====== Given data ======

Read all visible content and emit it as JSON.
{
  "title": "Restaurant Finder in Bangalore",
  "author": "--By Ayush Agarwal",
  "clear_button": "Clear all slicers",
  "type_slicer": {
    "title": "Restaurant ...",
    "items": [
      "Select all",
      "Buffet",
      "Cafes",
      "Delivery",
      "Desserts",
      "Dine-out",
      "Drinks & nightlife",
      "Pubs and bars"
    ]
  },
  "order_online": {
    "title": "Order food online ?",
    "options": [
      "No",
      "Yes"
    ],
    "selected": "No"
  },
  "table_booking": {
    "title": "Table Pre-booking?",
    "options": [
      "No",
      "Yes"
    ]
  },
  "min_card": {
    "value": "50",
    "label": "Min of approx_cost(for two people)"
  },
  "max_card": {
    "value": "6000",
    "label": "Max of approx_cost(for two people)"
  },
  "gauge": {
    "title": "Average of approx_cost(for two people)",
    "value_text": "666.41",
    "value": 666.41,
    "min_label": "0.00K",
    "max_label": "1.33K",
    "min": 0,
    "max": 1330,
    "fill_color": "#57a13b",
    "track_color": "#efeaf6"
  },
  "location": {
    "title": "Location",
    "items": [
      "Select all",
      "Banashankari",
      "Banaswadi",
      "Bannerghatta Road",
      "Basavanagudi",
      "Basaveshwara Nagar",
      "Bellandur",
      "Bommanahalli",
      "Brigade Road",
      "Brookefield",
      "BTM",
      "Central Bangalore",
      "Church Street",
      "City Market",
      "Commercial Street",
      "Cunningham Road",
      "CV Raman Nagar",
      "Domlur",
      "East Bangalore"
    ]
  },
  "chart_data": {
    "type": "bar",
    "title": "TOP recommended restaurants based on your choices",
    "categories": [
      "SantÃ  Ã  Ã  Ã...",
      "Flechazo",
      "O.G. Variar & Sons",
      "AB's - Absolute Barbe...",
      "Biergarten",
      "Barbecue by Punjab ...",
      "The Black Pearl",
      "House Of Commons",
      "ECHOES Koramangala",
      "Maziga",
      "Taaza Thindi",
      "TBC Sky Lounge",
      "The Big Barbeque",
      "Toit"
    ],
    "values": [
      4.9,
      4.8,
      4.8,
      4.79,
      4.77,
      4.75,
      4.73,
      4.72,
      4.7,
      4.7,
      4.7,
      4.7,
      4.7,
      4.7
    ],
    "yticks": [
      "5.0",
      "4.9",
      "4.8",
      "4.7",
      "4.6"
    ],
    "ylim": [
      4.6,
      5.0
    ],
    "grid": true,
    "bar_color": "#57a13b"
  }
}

======

(Short exercise)
Copy each record from above exactly, and include every line.

(Complete answer)
Read all visible content and emit it as JSON.
{
  "title": "Restaurant Finder in Bangalore",
  "author": "--By Ayush Agarwal",
  "clear_button": "Clear all slicers",
  "type_slicer": {
    "title": "Restaurant ...",
    "items": [
      "Select all",
      "Buffet",
      "Cafes",
      "Delivery",
      "Desserts",
      "Dine-out",
      "Drinks & nightlife",
      "Pubs and bars"
    ]
  },
  "order_online": {
    "title": "Order food online ?",
    "options": [
      "No",
      "Yes"
    ],
    "selected": "No"
  },
  "table_booking": {
    "title": "Table Pre-booking?",
    "options": [
      "No",
      "Yes"
    ]
  },
  "min_card": {
    "value": "50",
    "label": "Min of approx_cost(for two people)"
  },
  "max_card": {
    "value": "6000",
    "label": "Max of approx_cost(for two people)"
  },
  "gauge": {
    "title": "Average of approx_cost(for two people)",
    "value_text": "666.41",
    "value": 666.41,
    "min_label": "0.00K",
    "max_label": "1.33K",
    "min": 0,
    "max": 1330,
    "fill_color": "#57a13b",
    "track_color": "#efeaf6"
  },
  "location": {
    "title": "Location",
    "items": [
      "Select all",
      "Banashankari",
      "Banaswadi",
      "Bannerghatta Road",
      "Basavanagudi",
      "Basaveshwara Nagar",
      "Bellandur",
      "Bommanahalli",
      "Brigade Road",
      "Brookefield",
      "BTM",
      "Central Bangalore",
      "Church Street",
      "City Market",
      "Commercial Street",
      "Cunningham Road",
      "CV Raman Nagar",
      "Domlur",
      "East Bangalore"
    ]
  },
  "chart_data": {
    "type": "bar",
    "title": "TOP recommended restaurants based on your choices",
    "categories": [
      "SantÃ  Ã  Ã  Ã...",
      "Flechazo",
      "O.G. Variar & Sons",
      "AB's - Absolute Barbe...",
      "Biergarten",
      "Barbecue by Punjab ...",
      "The Black Pearl",
      "House Of Commons",
      "ECHOES Koramangala",
      "Maziga",
      "Taaza Thindi",
      "TBC Sky Lounge",
      "The Big Barbeque",
      "Toit"
    ],
    "values": [
      4.9,
      4.8,
      4.8,
      4.79,
      4.77,
      4.75,
      4.73,
      4.72,
      4.7,
      4.7,
      4.7,
      4.7,
      4.7,
      4.7
    ],
    "yticks": [
      "5.0",
      "4.9",
      "4.8",
      "4.7",
      "4.6"
    ],
    "ylim": [
      4.6,
      5.0
    ],
    "grid": true,
    "bar_color": "#57a13b"
  }
}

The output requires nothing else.